Exercise aim
Set out every line of the records below as a numbered list, skipping any blank lines and leaving out the pictures.
>>>
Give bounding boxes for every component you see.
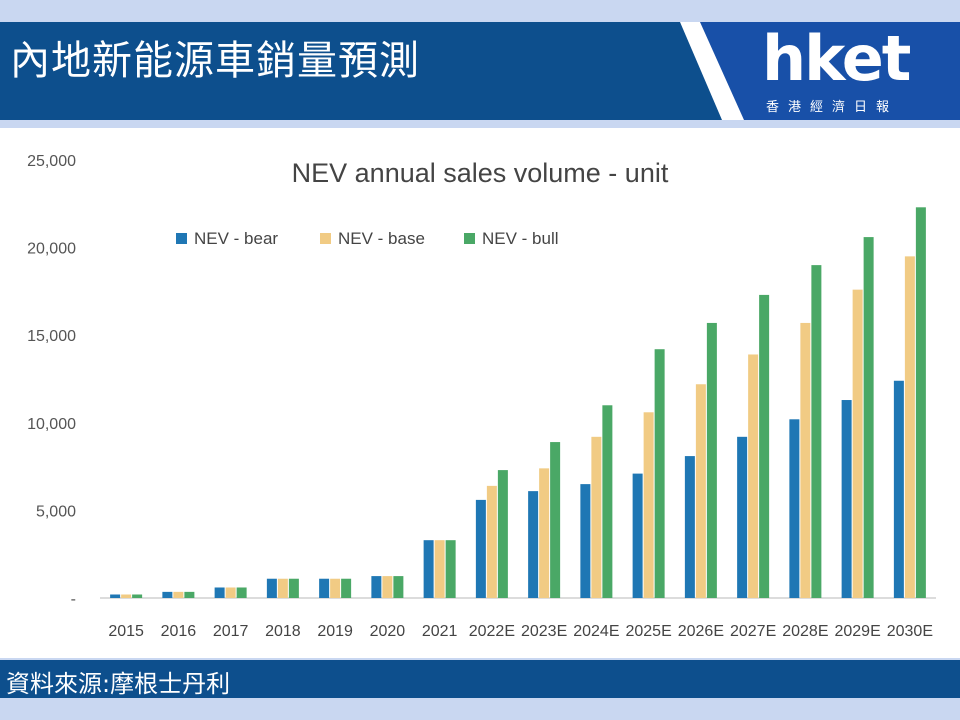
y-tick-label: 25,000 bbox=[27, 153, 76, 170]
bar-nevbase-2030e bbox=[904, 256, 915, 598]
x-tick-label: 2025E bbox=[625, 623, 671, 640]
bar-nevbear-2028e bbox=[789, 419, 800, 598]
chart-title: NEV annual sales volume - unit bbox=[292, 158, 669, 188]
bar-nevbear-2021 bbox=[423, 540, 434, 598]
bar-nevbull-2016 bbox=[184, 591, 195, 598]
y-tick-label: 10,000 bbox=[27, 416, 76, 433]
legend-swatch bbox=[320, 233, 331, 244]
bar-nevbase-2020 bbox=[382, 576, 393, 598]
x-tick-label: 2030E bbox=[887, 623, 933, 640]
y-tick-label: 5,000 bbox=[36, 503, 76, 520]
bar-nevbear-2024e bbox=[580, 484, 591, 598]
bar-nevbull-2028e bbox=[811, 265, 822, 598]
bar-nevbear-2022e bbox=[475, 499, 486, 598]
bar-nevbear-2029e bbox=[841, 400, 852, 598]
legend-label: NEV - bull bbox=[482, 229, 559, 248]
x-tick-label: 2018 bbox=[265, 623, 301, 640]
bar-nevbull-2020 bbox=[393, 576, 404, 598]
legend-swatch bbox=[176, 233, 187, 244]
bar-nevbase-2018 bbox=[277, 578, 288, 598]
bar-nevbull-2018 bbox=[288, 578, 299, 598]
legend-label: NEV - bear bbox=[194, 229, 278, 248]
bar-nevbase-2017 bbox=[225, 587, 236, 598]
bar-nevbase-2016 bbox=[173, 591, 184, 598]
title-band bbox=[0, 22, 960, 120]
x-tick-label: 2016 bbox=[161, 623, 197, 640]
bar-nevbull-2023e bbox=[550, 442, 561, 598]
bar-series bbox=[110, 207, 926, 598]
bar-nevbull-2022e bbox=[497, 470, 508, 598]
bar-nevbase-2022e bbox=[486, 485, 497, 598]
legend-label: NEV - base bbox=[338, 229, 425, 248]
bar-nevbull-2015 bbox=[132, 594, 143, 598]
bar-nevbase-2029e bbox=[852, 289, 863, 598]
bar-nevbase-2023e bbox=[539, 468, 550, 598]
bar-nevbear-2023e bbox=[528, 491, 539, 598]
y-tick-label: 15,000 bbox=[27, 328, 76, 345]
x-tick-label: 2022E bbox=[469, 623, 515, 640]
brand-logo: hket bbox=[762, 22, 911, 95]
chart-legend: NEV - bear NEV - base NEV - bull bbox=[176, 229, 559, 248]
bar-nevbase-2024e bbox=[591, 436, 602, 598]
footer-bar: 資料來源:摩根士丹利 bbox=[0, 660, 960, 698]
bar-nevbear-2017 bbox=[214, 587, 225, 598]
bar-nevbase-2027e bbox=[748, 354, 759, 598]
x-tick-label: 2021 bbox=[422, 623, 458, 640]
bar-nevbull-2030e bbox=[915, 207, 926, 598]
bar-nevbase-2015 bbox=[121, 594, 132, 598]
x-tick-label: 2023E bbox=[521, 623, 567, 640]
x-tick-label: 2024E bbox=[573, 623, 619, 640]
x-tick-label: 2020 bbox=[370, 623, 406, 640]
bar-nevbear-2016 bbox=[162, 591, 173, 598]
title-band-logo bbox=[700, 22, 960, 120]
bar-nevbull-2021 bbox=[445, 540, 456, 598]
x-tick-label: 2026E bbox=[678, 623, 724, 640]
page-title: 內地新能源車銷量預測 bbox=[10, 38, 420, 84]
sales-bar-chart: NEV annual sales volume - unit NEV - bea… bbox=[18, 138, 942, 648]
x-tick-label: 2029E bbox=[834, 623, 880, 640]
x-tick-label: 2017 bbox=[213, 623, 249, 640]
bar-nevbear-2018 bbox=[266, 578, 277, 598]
<<<
Expected answer
1. Give bounding boxes for every component you see.
2. y-tick-label: 25,000 bbox=[27, 153, 76, 170]
3. bar-nevbase-2030e bbox=[904, 256, 915, 598]
4. x-tick-label: 2025E bbox=[625, 623, 671, 640]
5. bar-nevbear-2028e bbox=[789, 419, 800, 598]
6. chart-title: NEV annual sales volume - unit bbox=[292, 158, 669, 188]
7. bar-nevbear-2021 bbox=[423, 540, 434, 598]
8. bar-nevbull-2016 bbox=[184, 591, 195, 598]
9. y-tick-label: 10,000 bbox=[27, 416, 76, 433]
10. legend-swatch bbox=[320, 233, 331, 244]
11. bar-nevbase-2020 bbox=[382, 576, 393, 598]
12. x-tick-label: 2030E bbox=[887, 623, 933, 640]
13. y-tick-label: 5,000 bbox=[36, 503, 76, 520]
14. bar-nevbear-2024e bbox=[580, 484, 591, 598]
15. bar-nevbull-2028e bbox=[811, 265, 822, 598]
16. bar-nevbear-2022e bbox=[475, 499, 486, 598]
17. bar-nevbear-2029e bbox=[841, 400, 852, 598]
18. legend-label: NEV - bull bbox=[482, 229, 559, 248]
19. x-tick-label: 2018 bbox=[265, 623, 301, 640]
20. bar-nevbull-2020 bbox=[393, 576, 404, 598]
21. legend-swatch bbox=[176, 233, 187, 244]
22. bar-nevbase-2018 bbox=[277, 578, 288, 598]
23. bar-nevbull-2018 bbox=[288, 578, 299, 598]
24. legend-label: NEV - bear bbox=[194, 229, 278, 248]
25. bar-nevbase-2017 bbox=[225, 587, 236, 598]
26. bar-nevbase-2016 bbox=[173, 591, 184, 598]
27. title-band bbox=[0, 22, 960, 120]
28. x-tick-label: 2016 bbox=[161, 623, 197, 640]
29. bar-nevbull-2023e bbox=[550, 442, 561, 598]
30. bar-series bbox=[110, 207, 926, 598]
31. bar-nevbull-2022e bbox=[497, 470, 508, 598]
32. bar-nevbase-2022e bbox=[486, 485, 497, 598]
33. legend-label: NEV - base bbox=[338, 229, 425, 248]
34. bar-nevbull-2015 bbox=[132, 594, 143, 598]
35. bar-nevbase-2029e bbox=[852, 289, 863, 598]
36. bar-nevbase-2023e bbox=[539, 468, 550, 598]
37. bar-nevbear-2023e bbox=[528, 491, 539, 598]
38. y-tick-label: 15,000 bbox=[27, 328, 76, 345]
39. x-tick-label: 2022E bbox=[469, 623, 515, 640]
40. brand-logo: hket bbox=[762, 22, 911, 95]
41. chart-legend: NEV - bear NEV - base NEV - bull bbox=[176, 229, 559, 248]
42. bar-nevbase-2024e bbox=[591, 436, 602, 598]
43. footer-bar: 資料來源:摩根士丹利 bbox=[0, 660, 960, 698]
44. bar-nevbear-2017 bbox=[214, 587, 225, 598]
45. bar-nevbase-2027e bbox=[748, 354, 759, 598]
46. x-tick-label: 2021 bbox=[422, 623, 458, 640]
47. bar-nevbull-2030e bbox=[915, 207, 926, 598]
48. bar-nevbase-2015 bbox=[121, 594, 132, 598]
49. x-tick-label: 2023E bbox=[521, 623, 567, 640]
50. x-tick-label: 2024E bbox=[573, 623, 619, 640]
51. x-tick-label: 2020 bbox=[370, 623, 406, 640]
52. bar-nevbear-2016 bbox=[162, 591, 173, 598]
53. title-band-logo bbox=[700, 22, 960, 120]
54. bar-nevbull-2021 bbox=[445, 540, 456, 598]
55. x-tick-label: 2026E bbox=[678, 623, 724, 640]
56. page-title: 內地新能源車銷量預測 bbox=[10, 38, 420, 84]
57. sales-bar-chart: NEV annual sales volume - unit NEV - bea… bbox=[18, 138, 942, 648]
58. x-tick-label: 2029E bbox=[834, 623, 880, 640]
59. x-tick-label: 2017 bbox=[213, 623, 249, 640]
60. bar-nevbear-2018 bbox=[266, 578, 277, 598]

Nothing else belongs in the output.